§ **RECORDS FOR PROCESSING**
_____

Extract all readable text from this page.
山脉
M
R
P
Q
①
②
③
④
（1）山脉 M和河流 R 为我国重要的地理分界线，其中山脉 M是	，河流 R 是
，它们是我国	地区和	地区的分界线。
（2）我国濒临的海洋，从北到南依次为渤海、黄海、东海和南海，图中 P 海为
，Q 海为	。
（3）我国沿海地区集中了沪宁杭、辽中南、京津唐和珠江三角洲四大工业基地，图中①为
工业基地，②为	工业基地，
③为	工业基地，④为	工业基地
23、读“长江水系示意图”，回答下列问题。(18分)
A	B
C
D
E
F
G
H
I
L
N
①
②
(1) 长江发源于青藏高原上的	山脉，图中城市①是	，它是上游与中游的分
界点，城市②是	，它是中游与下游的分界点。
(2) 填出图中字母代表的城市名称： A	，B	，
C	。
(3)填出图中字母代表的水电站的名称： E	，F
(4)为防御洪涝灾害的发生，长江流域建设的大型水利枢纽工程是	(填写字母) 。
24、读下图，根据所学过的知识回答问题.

_____

§ **WHAT TO DO**
Write out the full listing, keeping every line exactly as it is.

§ **SOLUTION TO THIS TASK**
Extract all readable text from this page.
山脉
M
R
P
Q
①
②
③
④
（1）山脉 M和河流 R 为我国重要的地理分界线，其中山脉 M是	，河流 R 是
，它们是我国	地区和	地区的分界线。
（2）我国濒临的海洋，从北到南依次为渤海、黄海、东海和南海，图中 P 海为
，Q 海为	。
（3）我国沿海地区集中了沪宁杭、辽中南、京津唐和珠江三角洲四大工业基地，图中①为
工业基地，②为	工业基地，
③为	工业基地，④为	工业基地
23、读“长江水系示意图”，回答下列问题。(18分)
A	B
C
D
E
F
G
H
I
L
N
①
②
(1) 长江发源于青藏高原上的	山脉，图中城市①是	，它是上游与中游的分
界点，城市②是	，它是中游与下游的分界点。
(2) 填出图中字母代表的城市名称： A	，B	，
C	。
(3)填出图中字母代表的水电站的名称： E	，F
(4)为防御洪涝灾害的发生，长江流域建设的大型水利枢纽工程是	(填写字母) 。
24、读下图，根据所学过的知识回答问题.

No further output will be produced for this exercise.